WHAT IS REQUIRED
Gather every line holding the string "NETHER".
***
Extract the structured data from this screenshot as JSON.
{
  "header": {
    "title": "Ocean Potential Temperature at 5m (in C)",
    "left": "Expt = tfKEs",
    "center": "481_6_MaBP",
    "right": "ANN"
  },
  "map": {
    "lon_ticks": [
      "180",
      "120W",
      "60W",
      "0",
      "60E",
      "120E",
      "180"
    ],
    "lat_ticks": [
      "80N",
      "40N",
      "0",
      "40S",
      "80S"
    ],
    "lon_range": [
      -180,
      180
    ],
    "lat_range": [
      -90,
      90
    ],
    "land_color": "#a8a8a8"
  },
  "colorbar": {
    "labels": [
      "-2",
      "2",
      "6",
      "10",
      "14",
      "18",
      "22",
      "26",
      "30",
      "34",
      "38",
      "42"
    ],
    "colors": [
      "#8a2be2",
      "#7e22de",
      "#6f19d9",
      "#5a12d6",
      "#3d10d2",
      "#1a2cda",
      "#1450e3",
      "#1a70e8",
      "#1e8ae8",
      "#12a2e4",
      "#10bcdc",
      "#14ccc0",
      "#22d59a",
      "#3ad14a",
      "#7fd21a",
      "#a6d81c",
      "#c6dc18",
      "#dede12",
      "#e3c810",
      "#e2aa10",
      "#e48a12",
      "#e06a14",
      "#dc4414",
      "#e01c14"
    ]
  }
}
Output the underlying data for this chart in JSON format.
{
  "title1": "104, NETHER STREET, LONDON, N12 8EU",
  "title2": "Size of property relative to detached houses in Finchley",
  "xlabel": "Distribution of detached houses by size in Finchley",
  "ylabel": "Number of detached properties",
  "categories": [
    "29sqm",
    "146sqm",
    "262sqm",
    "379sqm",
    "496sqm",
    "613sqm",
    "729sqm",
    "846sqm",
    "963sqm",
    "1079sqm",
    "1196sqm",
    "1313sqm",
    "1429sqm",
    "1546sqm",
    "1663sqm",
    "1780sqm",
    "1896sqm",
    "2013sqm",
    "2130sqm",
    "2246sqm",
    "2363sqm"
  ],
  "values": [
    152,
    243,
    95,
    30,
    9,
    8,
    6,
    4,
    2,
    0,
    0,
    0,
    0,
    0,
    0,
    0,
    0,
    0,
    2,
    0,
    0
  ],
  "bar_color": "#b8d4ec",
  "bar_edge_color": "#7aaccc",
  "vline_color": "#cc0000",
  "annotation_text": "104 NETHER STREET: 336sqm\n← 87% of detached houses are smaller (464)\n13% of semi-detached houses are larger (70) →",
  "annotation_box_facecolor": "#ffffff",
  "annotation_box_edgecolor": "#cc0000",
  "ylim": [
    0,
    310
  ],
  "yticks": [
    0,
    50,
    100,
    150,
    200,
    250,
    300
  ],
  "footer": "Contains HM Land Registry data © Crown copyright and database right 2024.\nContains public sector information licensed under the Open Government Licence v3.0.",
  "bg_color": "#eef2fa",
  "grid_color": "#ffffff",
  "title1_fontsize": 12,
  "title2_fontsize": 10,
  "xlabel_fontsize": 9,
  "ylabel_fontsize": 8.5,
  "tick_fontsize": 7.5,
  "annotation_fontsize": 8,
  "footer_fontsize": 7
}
***
SOLUTION TO THIS TASK
  "title1": "104, NETHER STREET, LONDON, N12 8EU",
  "annotation_text": "104 NETHER STREET: 336sqm\n← 87% of detached houses are smaller (464)\n13% of semi-detached houses are larger (70) →",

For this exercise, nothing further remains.